YOUR TASKS:
A - From the question about wrapping single updates in transactions, set down everything from "ERROR_STEP: RETURN 0" down to "to tranasction.".
B - In the question about wrapping single updates in transactions, which kinds of single statements does the first sentence say some people wrap in a transaction? List them all.

Many times i saw that some people wrap the single insert, delete or update
statements to transaction.

My question is suppose i have procedure , and inside this procedure i perform
update i exatly know that only one row will be updated , is necessary or when
i need to wrap it with transaction

------------------------------------------------------------------------------

CREATE PROCEDURE Test_sp
@ID int

as

UPDATE MyTable
SET col1 = 'bla bla'
WHERE [ID] = @ID

------------------------------------------------------------------------------
-


in code above only on row will be updated so why some times i see :

------------------------------------------------------------------------------

CREATE PROCEDURE Test_sp
@ID int

as

BEGIN TRAN

UPDATE MyTable
SET col1 = 'bla bla'
WHERE [ID] = @ID

SELECT @rowcount = @@ROWCOUNT,
@error = @@ERROR

IF @error = 0 AND @rowcount =1
GOTO SUCS_STEP
ELSE
ROLLBACK TRANSACTION TRC_EVENT
GOTO ERROR_STEP

END

ERROR_STEP: RETURN 0
SUCS_STEP:
COMMIT TRANSACTION TRC_EVENT
RETURN 1
GO
------------------------------------------------------------------------------
-



The update statement is itself in transaction so why there are need to wrap
to tranasction.

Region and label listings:
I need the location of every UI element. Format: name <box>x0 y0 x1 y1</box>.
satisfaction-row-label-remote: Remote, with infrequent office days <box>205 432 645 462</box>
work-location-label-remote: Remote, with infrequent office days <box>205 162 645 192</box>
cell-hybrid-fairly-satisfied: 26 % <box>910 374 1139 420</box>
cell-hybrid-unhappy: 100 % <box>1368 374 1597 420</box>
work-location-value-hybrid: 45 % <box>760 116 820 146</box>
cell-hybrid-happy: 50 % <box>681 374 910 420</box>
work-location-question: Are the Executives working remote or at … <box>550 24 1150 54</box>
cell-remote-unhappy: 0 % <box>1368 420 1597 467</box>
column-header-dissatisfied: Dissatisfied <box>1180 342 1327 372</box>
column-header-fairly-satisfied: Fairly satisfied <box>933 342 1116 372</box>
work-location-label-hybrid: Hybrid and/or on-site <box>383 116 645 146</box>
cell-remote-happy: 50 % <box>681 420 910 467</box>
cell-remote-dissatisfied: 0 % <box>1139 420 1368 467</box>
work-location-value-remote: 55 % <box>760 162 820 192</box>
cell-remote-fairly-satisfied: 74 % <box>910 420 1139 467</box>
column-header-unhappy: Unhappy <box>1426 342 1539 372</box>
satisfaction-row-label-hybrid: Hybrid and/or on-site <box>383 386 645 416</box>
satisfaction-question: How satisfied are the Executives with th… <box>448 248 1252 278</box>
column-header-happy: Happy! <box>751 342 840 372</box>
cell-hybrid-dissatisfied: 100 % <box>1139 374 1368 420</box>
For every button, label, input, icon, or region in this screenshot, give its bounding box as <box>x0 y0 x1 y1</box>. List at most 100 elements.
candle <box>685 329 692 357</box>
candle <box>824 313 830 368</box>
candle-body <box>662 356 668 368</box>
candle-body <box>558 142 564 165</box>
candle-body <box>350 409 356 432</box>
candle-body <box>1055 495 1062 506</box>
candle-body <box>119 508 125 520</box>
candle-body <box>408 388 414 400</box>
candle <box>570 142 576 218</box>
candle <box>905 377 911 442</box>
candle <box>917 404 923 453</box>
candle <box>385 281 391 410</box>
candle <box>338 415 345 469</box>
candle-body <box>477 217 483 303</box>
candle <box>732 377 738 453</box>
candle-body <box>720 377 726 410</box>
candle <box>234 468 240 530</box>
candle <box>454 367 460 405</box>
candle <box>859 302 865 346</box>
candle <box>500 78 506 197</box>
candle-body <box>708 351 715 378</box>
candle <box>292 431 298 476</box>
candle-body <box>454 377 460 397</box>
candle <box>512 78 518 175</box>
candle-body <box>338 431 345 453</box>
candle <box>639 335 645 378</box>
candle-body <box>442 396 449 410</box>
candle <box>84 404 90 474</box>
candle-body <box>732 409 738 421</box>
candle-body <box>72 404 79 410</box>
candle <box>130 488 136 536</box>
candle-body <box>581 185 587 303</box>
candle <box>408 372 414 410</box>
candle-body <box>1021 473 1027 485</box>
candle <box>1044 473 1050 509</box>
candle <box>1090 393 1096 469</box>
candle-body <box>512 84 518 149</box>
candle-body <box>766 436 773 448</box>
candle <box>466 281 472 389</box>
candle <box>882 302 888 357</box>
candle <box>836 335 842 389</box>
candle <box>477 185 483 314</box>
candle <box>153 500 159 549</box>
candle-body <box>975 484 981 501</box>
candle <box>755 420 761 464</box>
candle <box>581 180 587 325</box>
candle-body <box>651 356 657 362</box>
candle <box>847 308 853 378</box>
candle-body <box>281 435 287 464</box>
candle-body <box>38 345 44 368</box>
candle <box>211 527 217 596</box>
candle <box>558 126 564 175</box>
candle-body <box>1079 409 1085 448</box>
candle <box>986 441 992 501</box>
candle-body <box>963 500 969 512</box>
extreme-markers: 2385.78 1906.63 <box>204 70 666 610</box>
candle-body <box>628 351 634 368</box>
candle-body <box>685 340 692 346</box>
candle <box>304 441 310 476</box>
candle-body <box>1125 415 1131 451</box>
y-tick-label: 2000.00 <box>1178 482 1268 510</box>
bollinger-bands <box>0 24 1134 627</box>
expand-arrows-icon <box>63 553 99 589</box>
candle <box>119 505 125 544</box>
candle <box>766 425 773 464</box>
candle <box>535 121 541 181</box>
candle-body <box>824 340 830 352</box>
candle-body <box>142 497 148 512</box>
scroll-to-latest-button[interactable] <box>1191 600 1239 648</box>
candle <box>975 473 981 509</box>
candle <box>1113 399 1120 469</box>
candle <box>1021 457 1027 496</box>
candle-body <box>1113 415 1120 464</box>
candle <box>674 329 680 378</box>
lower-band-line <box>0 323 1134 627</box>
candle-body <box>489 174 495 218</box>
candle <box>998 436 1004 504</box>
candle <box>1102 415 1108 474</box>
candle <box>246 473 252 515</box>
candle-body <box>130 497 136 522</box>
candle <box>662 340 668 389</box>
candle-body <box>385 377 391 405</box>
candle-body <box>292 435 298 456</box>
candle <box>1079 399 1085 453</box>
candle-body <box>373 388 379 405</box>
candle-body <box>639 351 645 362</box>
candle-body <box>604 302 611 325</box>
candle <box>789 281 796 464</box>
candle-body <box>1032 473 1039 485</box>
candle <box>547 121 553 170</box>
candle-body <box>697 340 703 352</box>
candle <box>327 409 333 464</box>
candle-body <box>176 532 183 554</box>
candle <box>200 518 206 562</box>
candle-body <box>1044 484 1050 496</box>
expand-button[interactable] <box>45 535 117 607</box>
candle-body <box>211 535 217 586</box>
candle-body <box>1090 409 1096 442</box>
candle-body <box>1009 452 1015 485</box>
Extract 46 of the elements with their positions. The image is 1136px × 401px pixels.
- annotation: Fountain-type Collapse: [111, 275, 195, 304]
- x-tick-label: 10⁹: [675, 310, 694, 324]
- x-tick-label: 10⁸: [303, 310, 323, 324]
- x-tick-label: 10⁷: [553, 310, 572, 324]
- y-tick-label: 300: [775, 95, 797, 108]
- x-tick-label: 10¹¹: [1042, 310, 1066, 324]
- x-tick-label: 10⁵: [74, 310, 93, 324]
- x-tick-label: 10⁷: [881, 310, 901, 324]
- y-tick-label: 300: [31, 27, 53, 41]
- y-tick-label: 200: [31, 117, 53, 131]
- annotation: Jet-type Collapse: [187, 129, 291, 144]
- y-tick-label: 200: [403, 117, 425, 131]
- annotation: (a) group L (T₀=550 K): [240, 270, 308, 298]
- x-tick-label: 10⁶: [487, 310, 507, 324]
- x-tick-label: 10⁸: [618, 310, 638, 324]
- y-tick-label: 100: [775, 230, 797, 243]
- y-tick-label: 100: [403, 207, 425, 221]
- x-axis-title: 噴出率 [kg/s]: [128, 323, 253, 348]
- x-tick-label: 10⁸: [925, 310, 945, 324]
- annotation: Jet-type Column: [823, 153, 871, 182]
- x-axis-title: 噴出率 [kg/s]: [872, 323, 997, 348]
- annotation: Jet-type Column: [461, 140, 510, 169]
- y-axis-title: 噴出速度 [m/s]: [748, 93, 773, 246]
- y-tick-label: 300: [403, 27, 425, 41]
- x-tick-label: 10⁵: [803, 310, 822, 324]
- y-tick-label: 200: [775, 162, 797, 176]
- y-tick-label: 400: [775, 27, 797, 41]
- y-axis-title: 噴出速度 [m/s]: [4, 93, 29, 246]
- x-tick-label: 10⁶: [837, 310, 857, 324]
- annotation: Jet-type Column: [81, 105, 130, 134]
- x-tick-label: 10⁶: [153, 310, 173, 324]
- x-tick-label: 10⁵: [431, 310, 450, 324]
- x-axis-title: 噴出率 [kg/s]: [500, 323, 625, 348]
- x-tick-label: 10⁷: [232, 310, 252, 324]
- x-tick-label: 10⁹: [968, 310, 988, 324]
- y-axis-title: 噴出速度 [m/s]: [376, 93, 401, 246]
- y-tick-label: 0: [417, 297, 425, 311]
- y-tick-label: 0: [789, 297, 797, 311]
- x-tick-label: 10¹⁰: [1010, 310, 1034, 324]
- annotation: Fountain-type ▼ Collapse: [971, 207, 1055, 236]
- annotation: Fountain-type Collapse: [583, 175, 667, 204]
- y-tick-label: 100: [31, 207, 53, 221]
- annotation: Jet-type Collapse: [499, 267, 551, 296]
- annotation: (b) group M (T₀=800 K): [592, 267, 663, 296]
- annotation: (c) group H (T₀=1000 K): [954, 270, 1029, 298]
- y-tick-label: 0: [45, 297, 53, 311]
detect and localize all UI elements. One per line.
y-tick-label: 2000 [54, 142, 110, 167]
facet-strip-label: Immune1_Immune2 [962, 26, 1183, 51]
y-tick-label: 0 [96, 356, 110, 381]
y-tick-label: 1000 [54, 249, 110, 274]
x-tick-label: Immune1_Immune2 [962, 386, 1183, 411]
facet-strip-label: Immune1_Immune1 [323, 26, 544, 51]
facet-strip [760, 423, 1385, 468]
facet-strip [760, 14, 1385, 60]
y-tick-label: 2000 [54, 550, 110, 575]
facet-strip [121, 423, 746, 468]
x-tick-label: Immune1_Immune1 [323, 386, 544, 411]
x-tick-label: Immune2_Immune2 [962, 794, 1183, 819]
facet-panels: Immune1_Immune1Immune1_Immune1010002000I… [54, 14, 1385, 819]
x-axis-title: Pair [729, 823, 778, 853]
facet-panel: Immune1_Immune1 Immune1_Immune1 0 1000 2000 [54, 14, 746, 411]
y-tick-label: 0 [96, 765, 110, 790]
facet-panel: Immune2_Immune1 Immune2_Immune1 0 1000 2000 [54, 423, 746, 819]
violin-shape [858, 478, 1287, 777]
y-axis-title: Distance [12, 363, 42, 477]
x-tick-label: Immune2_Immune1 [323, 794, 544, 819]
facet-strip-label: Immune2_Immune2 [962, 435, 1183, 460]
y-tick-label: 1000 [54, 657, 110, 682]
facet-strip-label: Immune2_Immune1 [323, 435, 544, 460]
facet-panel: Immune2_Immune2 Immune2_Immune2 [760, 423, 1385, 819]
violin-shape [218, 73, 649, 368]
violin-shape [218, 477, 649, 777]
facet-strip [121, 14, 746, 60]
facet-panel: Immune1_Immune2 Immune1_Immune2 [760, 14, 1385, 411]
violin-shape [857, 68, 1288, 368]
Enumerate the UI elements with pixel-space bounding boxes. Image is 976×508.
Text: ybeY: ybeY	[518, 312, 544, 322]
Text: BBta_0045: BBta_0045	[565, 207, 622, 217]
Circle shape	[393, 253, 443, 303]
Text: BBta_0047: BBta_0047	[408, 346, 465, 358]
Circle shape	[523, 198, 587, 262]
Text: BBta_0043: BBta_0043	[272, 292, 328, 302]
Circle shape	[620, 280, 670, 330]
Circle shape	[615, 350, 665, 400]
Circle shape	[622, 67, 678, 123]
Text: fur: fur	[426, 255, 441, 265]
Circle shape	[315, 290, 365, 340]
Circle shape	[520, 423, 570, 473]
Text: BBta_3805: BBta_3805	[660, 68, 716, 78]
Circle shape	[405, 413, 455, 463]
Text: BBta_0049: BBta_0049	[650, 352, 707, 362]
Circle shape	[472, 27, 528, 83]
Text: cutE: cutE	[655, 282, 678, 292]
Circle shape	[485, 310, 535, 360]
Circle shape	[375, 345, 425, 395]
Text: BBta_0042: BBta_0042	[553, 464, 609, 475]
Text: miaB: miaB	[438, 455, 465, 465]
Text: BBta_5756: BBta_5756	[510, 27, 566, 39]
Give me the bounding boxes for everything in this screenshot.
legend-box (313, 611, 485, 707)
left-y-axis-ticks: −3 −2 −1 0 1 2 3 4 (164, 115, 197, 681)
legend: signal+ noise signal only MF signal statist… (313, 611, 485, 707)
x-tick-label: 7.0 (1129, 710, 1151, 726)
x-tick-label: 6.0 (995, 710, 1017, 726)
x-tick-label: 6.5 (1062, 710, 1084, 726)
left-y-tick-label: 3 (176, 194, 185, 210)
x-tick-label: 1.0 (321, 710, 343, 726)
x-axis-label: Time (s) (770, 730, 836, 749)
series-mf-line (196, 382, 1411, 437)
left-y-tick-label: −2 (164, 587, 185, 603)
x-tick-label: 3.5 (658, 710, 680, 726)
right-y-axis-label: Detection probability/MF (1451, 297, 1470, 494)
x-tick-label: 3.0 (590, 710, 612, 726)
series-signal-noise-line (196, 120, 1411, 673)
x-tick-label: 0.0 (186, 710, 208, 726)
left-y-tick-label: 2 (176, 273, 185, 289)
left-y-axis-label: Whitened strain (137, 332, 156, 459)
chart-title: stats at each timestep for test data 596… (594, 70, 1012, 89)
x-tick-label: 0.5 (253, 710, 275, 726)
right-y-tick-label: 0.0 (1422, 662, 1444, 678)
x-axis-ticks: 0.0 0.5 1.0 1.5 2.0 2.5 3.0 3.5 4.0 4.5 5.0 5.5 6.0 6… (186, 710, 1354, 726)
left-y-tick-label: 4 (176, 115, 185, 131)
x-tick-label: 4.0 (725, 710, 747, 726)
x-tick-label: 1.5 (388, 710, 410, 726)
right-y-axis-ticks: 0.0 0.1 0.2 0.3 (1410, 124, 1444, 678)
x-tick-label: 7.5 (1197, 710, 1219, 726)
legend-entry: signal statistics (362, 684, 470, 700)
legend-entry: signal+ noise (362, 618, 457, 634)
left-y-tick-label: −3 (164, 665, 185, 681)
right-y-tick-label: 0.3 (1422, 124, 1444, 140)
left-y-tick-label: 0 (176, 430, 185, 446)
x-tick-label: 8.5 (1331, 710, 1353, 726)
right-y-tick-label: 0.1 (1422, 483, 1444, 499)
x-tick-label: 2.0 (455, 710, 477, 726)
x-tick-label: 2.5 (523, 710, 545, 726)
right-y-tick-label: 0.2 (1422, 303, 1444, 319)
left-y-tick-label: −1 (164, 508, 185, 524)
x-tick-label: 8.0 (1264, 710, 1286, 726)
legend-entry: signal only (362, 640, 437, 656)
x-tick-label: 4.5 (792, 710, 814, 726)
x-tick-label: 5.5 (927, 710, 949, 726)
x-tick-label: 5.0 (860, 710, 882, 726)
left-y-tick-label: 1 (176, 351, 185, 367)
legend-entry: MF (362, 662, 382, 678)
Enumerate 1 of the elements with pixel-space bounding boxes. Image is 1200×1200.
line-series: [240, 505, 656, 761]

ANSWERS TO THE PROBLEMS:
A -
ERROR_STEP: RETURN 0
SUCS_STEP:
COMMIT TRANSACTION TRC_EVENT
RETURN 1
GO
------------------------------------------------------------------------------
-



The update statement is itself in transaction so why there are need to wrap
to tranasction.

B -
- insert
- delete
- update